Check each line of the entries below for the word "nothing", and copy out the ones that have it.

Records for the exercise START

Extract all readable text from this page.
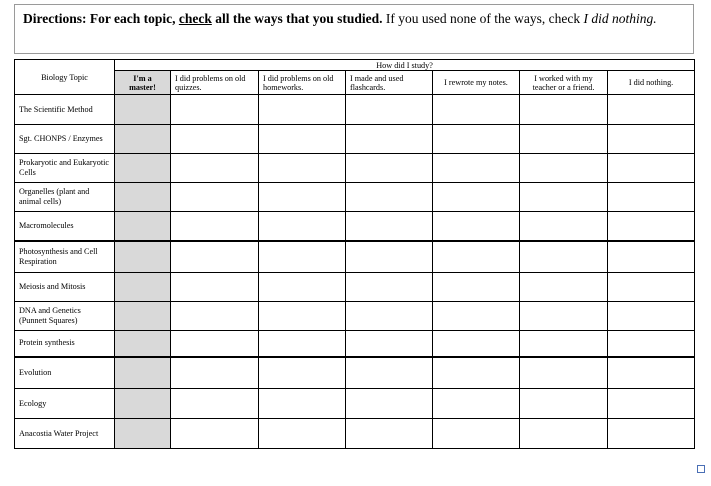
Directions: For each topic, check all the ways that you studied. If you used none of the ways, check I did nothing.
Biology Topic	How did I study?						
	I'm a master!	I did problems on old quizzes.	I did problems on old homeworks.	I made and used flashcards.	I rewrote my notes.	I worked with my teacher or a friend.	I did nothing.
The Scientific Method							
Sgt. CHONPS / Enzymes							
Prokaryotic and Eukaryotic Cells							
Organelles (plant and animal cells)							
Macromolecules							
Photosynthesis and Cell Respiration							
Meiosis and Mitosis							
DNA and Genetics (Punnett Squares)							
Protein synthesis							
Evolution							
Ecology							
Anacostia Water Project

Records for the exercise END

__Answer below__:
Directions: For each topic, check all the ways that you studied. If you used none of the ways, check I did nothing.
	I'm a master!	I did problems on old quizzes.	I did problems on old homeworks.	I made and used flashcards.	I rewrote my notes.	I worked with my teacher or a friend.	I did nothing.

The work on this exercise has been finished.